** Opening AVAILABLE DATA block **

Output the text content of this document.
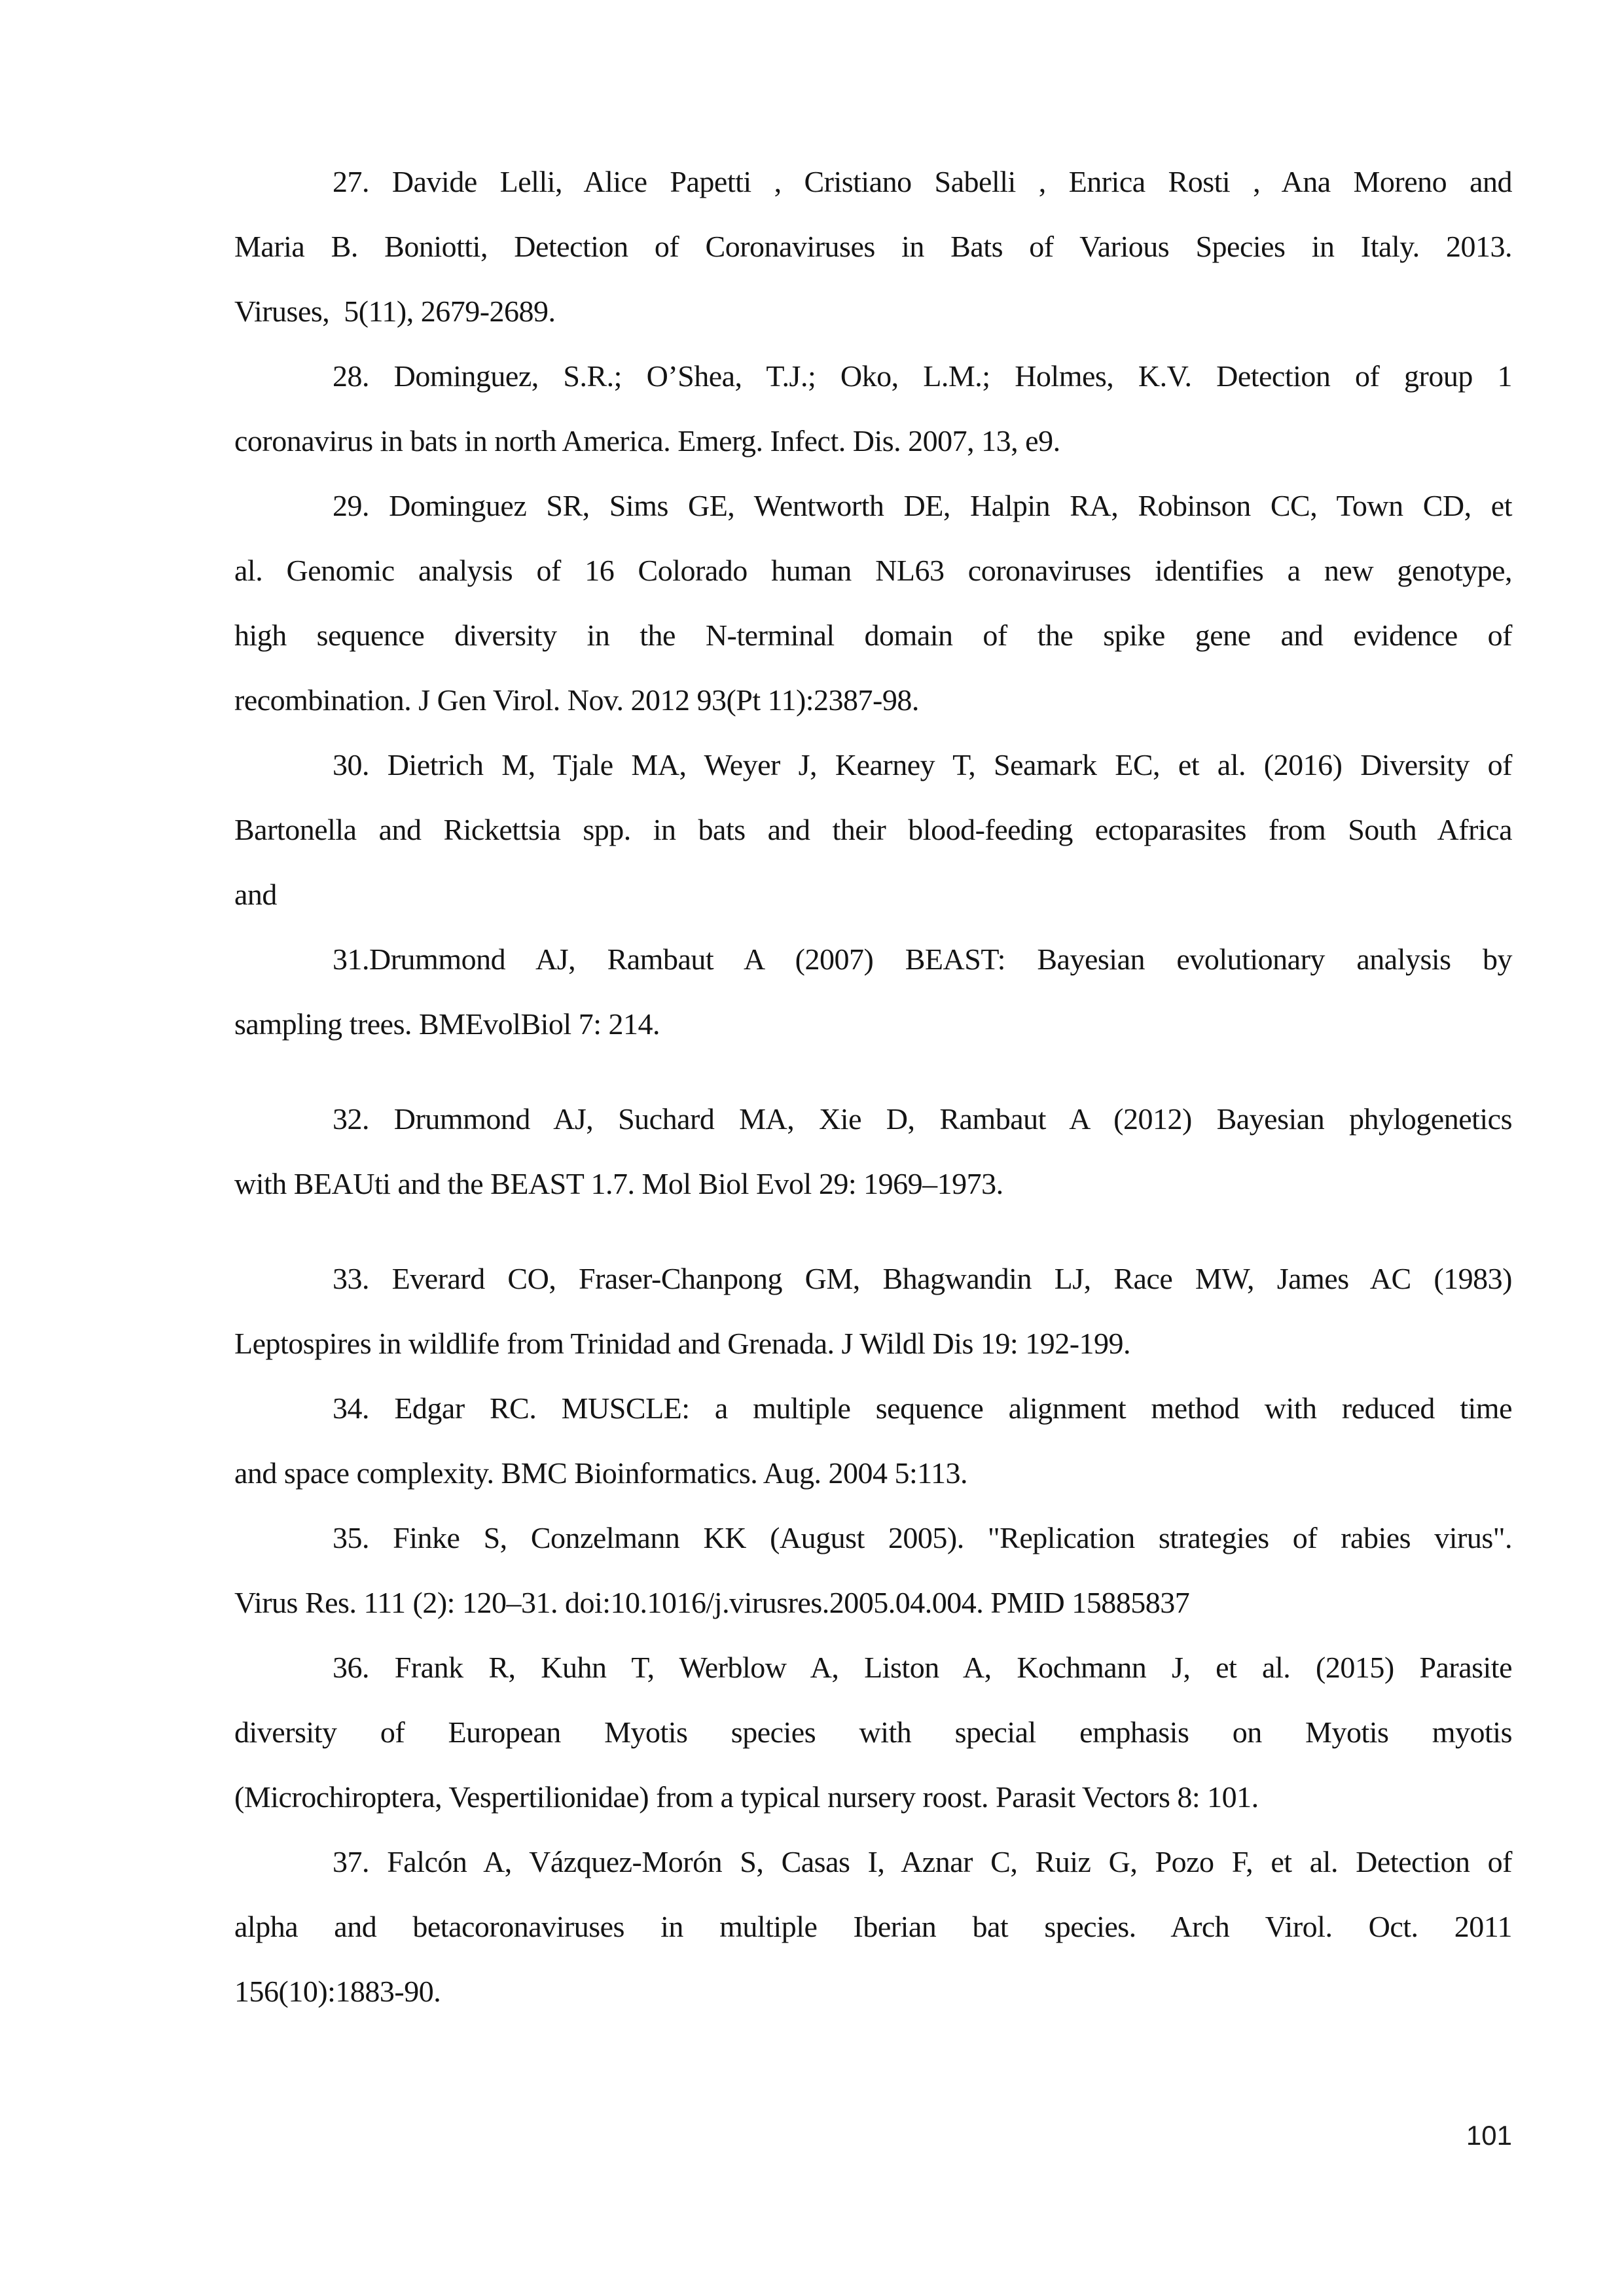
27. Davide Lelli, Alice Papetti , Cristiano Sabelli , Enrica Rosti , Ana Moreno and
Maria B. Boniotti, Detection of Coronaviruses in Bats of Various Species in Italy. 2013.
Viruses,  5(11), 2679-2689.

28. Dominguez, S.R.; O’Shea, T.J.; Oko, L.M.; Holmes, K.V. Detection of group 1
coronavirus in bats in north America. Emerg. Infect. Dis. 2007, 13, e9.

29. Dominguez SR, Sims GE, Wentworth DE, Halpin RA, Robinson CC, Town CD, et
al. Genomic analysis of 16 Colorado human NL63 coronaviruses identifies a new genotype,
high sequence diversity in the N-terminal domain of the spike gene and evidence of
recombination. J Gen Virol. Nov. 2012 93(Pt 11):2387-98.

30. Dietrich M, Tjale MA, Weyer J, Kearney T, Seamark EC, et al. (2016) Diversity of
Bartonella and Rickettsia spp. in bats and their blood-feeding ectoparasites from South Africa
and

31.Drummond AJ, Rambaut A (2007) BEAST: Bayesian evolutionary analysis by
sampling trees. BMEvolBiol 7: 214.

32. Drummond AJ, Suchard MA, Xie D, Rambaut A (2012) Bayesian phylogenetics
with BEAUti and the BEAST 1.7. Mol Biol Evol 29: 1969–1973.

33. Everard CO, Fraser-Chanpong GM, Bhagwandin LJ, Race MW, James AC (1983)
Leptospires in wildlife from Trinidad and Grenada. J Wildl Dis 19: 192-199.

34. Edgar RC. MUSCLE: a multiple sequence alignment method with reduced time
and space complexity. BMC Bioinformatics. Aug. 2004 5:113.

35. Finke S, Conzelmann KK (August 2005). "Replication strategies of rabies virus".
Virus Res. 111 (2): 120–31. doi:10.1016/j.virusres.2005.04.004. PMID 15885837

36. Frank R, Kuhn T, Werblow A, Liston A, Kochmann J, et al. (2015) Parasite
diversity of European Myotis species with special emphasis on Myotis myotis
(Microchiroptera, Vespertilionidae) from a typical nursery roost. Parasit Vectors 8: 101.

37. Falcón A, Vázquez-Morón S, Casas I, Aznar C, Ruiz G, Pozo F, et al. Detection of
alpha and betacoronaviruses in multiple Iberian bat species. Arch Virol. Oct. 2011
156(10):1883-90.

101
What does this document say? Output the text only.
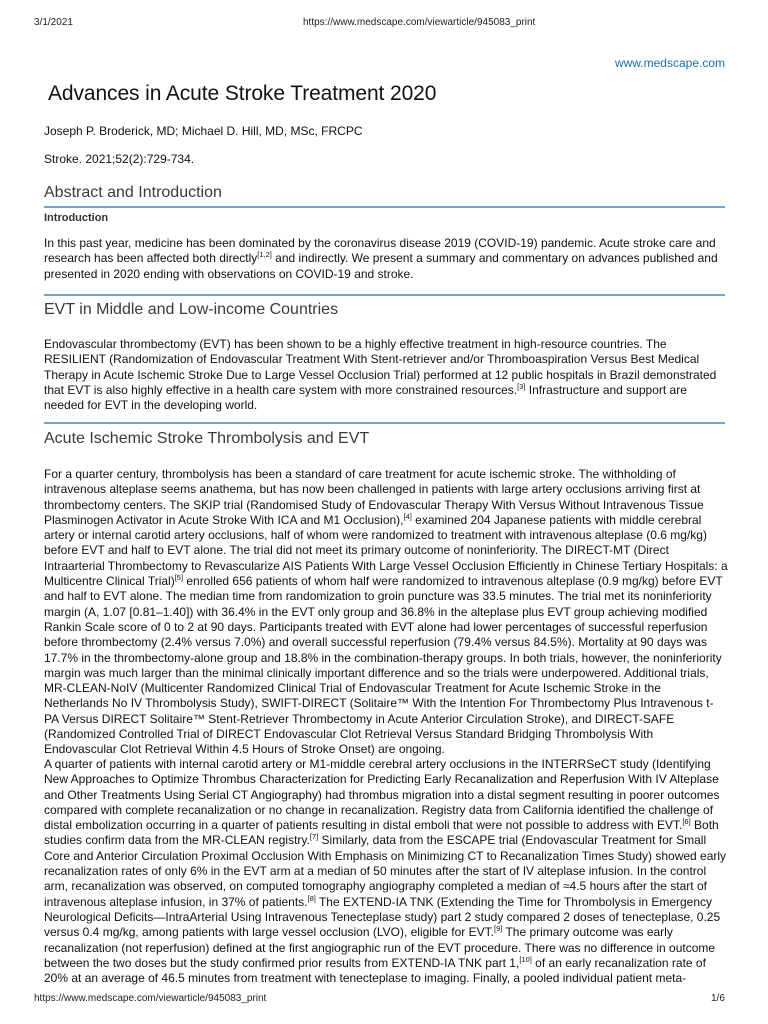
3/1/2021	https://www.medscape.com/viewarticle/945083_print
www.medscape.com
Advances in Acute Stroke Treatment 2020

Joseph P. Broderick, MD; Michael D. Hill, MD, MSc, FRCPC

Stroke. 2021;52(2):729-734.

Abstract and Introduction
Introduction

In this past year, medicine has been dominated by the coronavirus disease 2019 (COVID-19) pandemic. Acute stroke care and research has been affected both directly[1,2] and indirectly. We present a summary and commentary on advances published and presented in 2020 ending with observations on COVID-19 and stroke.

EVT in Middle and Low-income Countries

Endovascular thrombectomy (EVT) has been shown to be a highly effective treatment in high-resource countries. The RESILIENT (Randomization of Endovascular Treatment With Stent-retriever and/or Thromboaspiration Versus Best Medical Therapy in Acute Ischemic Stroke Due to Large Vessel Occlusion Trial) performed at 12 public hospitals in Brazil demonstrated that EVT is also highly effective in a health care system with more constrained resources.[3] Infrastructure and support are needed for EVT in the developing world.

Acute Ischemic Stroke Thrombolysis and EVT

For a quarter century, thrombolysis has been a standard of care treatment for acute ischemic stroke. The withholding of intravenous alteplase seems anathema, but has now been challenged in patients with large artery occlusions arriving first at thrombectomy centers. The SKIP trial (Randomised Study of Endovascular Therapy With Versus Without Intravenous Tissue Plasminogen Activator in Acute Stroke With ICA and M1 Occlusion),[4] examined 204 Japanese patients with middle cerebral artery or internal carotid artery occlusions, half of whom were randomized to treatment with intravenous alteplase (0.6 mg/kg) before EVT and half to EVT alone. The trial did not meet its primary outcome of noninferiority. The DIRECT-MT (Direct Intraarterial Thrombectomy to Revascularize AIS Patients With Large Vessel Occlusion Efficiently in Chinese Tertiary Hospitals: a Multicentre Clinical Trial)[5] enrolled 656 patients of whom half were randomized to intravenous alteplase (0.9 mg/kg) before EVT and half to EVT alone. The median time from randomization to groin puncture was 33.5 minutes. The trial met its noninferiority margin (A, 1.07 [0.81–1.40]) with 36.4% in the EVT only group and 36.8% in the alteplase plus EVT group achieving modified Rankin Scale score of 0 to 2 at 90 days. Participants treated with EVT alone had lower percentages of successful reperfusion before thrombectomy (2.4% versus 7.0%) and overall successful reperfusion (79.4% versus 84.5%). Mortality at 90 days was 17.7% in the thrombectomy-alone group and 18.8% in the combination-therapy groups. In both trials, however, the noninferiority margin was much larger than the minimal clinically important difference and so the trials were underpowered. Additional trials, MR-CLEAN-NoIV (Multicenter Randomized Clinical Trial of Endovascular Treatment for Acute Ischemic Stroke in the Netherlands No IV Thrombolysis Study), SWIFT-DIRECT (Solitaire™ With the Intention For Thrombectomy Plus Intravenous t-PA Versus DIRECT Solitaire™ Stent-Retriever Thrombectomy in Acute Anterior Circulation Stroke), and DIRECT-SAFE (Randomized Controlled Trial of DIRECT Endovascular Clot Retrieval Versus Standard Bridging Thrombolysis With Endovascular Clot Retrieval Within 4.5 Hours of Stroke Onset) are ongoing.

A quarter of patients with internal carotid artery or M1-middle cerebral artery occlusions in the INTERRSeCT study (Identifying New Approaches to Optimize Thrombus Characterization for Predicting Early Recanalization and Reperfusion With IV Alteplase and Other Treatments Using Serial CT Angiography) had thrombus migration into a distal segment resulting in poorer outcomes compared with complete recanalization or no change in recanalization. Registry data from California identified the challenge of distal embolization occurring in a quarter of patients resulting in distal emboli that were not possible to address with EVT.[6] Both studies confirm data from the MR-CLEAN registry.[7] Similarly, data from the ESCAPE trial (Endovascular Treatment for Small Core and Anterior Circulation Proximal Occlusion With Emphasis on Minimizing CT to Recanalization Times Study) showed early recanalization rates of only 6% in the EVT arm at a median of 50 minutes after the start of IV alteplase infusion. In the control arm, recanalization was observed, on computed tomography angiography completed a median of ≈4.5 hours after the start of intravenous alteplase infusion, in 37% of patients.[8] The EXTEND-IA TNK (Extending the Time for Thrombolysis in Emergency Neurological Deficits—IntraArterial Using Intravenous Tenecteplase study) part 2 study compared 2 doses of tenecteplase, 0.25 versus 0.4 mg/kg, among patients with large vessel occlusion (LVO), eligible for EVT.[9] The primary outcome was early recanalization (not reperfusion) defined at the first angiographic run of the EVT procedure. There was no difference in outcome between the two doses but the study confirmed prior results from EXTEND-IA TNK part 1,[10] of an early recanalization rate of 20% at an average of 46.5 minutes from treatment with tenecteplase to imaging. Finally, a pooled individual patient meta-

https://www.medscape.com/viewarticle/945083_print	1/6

** Closing AVAILABLE DATA block **

** EXERCISE GOAL **
Give back all the material exactly, with no pictures.

** THE COMPLETED TASK **
Output the text content of this document.
27. Davide Lelli, Alice Papetti , Cristiano Sabelli , Enrica Rosti , Ana Moreno and
Maria B. Boniotti, Detection of Coronaviruses in Bats of Various Species in Italy. 2013.
Viruses,  5(11), 2679-2689.

28. Dominguez, S.R.; O’Shea, T.J.; Oko, L.M.; Holmes, K.V. Detection of group 1
coronavirus in bats in north America. Emerg. Infect. Dis. 2007, 13, e9.

29. Dominguez SR, Sims GE, Wentworth DE, Halpin RA, Robinson CC, Town CD, et
al. Genomic analysis of 16 Colorado human NL63 coronaviruses identifies a new genotype,
high sequence diversity in the N-terminal domain of the spike gene and evidence of
recombination. J Gen Virol. Nov. 2012 93(Pt 11):2387-98.

30. Dietrich M, Tjale MA, Weyer J, Kearney T, Seamark EC, et al. (2016) Diversity of
Bartonella and Rickettsia spp. in bats and their blood-feeding ectoparasites from South Africa
and

31.Drummond AJ, Rambaut A (2007) BEAST: Bayesian evolutionary analysis by
sampling trees. BMEvolBiol 7: 214.

32. Drummond AJ, Suchard MA, Xie D, Rambaut A (2012) Bayesian phylogenetics
with BEAUti and the BEAST 1.7. Mol Biol Evol 29: 1969–1973.

33. Everard CO, Fraser-Chanpong GM, Bhagwandin LJ, Race MW, James AC (1983)
Leptospires in wildlife from Trinidad and Grenada. J Wildl Dis 19: 192-199.

34. Edgar RC. MUSCLE: a multiple sequence alignment method with reduced time
and space complexity. BMC Bioinformatics. Aug. 2004 5:113.

35. Finke S, Conzelmann KK (August 2005). "Replication strategies of rabies virus".
Virus Res. 111 (2): 120–31. doi:10.1016/j.virusres.2005.04.004. PMID 15885837

36. Frank R, Kuhn T, Werblow A, Liston A, Kochmann J, et al. (2015) Parasite
diversity of European Myotis species with special emphasis on Myotis myotis
(Microchiroptera, Vespertilionidae) from a typical nursery roost. Parasit Vectors 8: 101.

37. Falcón A, Vázquez-Morón S, Casas I, Aznar C, Ruiz G, Pozo F, et al. Detection of
alpha and betacoronaviruses in multiple Iberian bat species. Arch Virol. Oct. 2011
156(10):1883-90.

101
What does this document say? Output the text only.
3/1/2021	https://www.medscape.com/viewarticle/945083_print
www.medscape.com
Advances in Acute Stroke Treatment 2020

Joseph P. Broderick, MD; Michael D. Hill, MD, MSc, FRCPC

Stroke. 2021;52(2):729-734.

Abstract and Introduction
Introduction

In this past year, medicine has been dominated by the coronavirus disease 2019 (COVID-19) pandemic. Acute stroke care and research has been affected both directly[1,2] and indirectly. We present a summary and commentary on advances published and presented in 2020 ending with observations on COVID-19 and stroke.

EVT in Middle and Low-income Countries

Endovascular thrombectomy (EVT) has been shown to be a highly effective treatment in high-resource countries. The RESILIENT (Randomization of Endovascular Treatment With Stent-retriever and/or Thromboaspiration Versus Best Medical Therapy in Acute Ischemic Stroke Due to Large Vessel Occlusion Trial) performed at 12 public hospitals in Brazil demonstrated that EVT is also highly effective in a health care system with more constrained resources.[3] Infrastructure and support are needed for EVT in the developing world.

Acute Ischemic Stroke Thrombolysis and EVT

For a quarter century, thrombolysis has been a standard of care treatment for acute ischemic stroke. The withholding of intravenous alteplase seems anathema, but has now been challenged in patients with large artery occlusions arriving first at thrombectomy centers. The SKIP trial (Randomised Study of Endovascular Therapy With Versus Without Intravenous Tissue Plasminogen Activator in Acute Stroke With ICA and M1 Occlusion),[4] examined 204 Japanese patients with middle cerebral artery or internal carotid artery occlusions, half of whom were randomized to treatment with intravenous alteplase (0.6 mg/kg) before EVT and half to EVT alone. The trial did not meet its primary outcome of noninferiority. The DIRECT-MT (Direct Intraarterial Thrombectomy to Revascularize AIS Patients With Large Vessel Occlusion Efficiently in Chinese Tertiary Hospitals: a Multicentre Clinical Trial)[5] enrolled 656 patients of whom half were randomized to intravenous alteplase (0.9 mg/kg) before EVT and half to EVT alone. The median time from randomization to groin puncture was 33.5 minutes. The trial met its noninferiority margin (A, 1.07 [0.81–1.40]) with 36.4% in the EVT only group and 36.8% in the alteplase plus EVT group achieving modified Rankin Scale score of 0 to 2 at 90 days. Participants treated with EVT alone had lower percentages of successful reperfusion before thrombectomy (2.4% versus 7.0%) and overall successful reperfusion (79.4% versus 84.5%). Mortality at 90 days was 17.7% in the thrombectomy-alone group and 18.8% in the combination-therapy groups. In both trials, however, the noninferiority margin was much larger than the minimal clinically important difference and so the trials were underpowered. Additional trials, MR-CLEAN-NoIV (Multicenter Randomized Clinical Trial of Endovascular Treatment for Acute Ischemic Stroke in the Netherlands No IV Thrombolysis Study), SWIFT-DIRECT (Solitaire™ With the Intention For Thrombectomy Plus Intravenous t-PA Versus DIRECT Solitaire™ Stent-Retriever Thrombectomy in Acute Anterior Circulation Stroke), and DIRECT-SAFE (Randomized Controlled Trial of DIRECT Endovascular Clot Retrieval Versus Standard Bridging Thrombolysis With Endovascular Clot Retrieval Within 4.5 Hours of Stroke Onset) are ongoing.

A quarter of patients with internal carotid artery or M1-middle cerebral artery occlusions in the INTERRSeCT study (Identifying New Approaches to Optimize Thrombus Characterization for Predicting Early Recanalization and Reperfusion With IV Alteplase and Other Treatments Using Serial CT Angiography) had thrombus migration into a distal segment resulting in poorer outcomes compared with complete recanalization or no change in recanalization. Registry data from California identified the challenge of distal embolization occurring in a quarter of patients resulting in distal emboli that were not possible to address with EVT.[6] Both studies confirm data from the MR-CLEAN registry.[7] Similarly, data from the ESCAPE trial (Endovascular Treatment for Small Core and Anterior Circulation Proximal Occlusion With Emphasis on Minimizing CT to Recanalization Times Study) showed early recanalization rates of only 6% in the EVT arm at a median of 50 minutes after the start of IV alteplase infusion. In the control arm, recanalization was observed, on computed tomography angiography completed a median of ≈4.5 hours after the start of intravenous alteplase infusion, in 37% of patients.[8] The EXTEND-IA TNK (Extending the Time for Thrombolysis in Emergency Neurological Deficits—IntraArterial Using Intravenous Tenecteplase study) part 2 study compared 2 doses of tenecteplase, 0.25 versus 0.4 mg/kg, among patients with large vessel occlusion (LVO), eligible for EVT.[9] The primary outcome was early recanalization (not reperfusion) defined at the first angiographic run of the EVT procedure. There was no difference in outcome between the two doses but the study confirmed prior results from EXTEND-IA TNK part 1,[10] of an early recanalization rate of 20% at an average of 46.5 minutes from treatment with tenecteplase to imaging. Finally, a pooled individual patient meta-

https://www.medscape.com/viewarticle/945083_print	1/6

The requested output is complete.